__GIVEN RECORDS__:
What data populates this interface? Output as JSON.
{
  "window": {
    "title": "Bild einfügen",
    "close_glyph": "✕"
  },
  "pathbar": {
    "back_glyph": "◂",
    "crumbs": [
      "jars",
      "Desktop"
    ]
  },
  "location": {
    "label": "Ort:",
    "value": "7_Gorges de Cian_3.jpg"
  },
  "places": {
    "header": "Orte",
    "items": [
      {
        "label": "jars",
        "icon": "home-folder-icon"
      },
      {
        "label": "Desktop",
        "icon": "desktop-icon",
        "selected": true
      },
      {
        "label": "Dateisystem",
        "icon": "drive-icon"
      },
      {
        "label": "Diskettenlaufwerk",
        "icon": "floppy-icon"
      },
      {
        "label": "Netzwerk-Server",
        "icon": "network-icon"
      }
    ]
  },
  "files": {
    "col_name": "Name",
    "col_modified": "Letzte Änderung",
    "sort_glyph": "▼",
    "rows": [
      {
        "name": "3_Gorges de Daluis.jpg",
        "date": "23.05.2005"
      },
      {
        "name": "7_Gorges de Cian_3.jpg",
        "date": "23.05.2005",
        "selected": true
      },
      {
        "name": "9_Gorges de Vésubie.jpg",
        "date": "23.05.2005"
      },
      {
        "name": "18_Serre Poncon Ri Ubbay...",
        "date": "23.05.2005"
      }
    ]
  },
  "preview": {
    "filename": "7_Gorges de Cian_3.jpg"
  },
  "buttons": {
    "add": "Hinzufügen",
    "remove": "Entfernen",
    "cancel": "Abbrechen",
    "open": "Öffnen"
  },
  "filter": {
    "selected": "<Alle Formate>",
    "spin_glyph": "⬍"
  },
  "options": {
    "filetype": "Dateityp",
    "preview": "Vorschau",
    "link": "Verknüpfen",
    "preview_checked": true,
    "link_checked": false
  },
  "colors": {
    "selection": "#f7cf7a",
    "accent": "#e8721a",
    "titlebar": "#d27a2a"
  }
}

__CHALLENGE__: Retype the records that precede this task, keeping them exactly the same.

__TASK RESPONSE__:
What data populates this interface? Output as JSON.
{
  "window": {
    "title": "Bild einfügen",
    "close_glyph": "✕"
  },
  "pathbar": {
    "back_glyph": "◂",
    "crumbs": [
      "jars",
      "Desktop"
    ]
  },
  "location": {
    "label": "Ort:",
    "value": "7_Gorges de Cian_3.jpg"
  },
  "places": {
    "header": "Orte",
    "items": [
      {
        "label": "jars",
        "icon": "home-folder-icon"
      },
      {
        "label": "Desktop",
        "icon": "desktop-icon",
        "selected": true
      },
      {
        "label": "Dateisystem",
        "icon": "drive-icon"
      },
      {
        "label": "Diskettenlaufwerk",
        "icon": "floppy-icon"
      },
      {
        "label": "Netzwerk-Server",
        "icon": "network-icon"
      }
    ]
  },
  "files": {
    "col_name": "Name",
    "col_modified": "Letzte Änderung",
    "sort_glyph": "▼",
    "rows": [
      {
        "name": "3_Gorges de Daluis.jpg",
        "date": "23.05.2005"
      },
      {
        "name": "7_Gorges de Cian_3.jpg",
        "date": "23.05.2005",
        "selected": true
      },
      {
        "name": "9_Gorges de Vésubie.jpg",
        "date": "23.05.2005"
      },
      {
        "name": "18_Serre Poncon Ri Ubbay...",
        "date": "23.05.2005"
      }
    ]
  },
  "preview": {
    "filename": "7_Gorges de Cian_3.jpg"
  },
  "buttons": {
    "add": "Hinzufügen",
    "remove": "Entfernen",
    "cancel": "Abbrechen",
    "open": "Öffnen"
  },
  "filter": {
    "selected": "<Alle Formate>",
    "spin_glyph": "⬍"
  },
  "options": {
    "filetype": "Dateityp",
    "preview": "Vorschau",
    "link": "Verknüpfen",
    "preview_checked": true,
    "link_checked": false
  },
  "colors": {
    "selection": "#f7cf7a",
    "accent": "#e8721a",
    "titlebar": "#d27a2a"
  }
}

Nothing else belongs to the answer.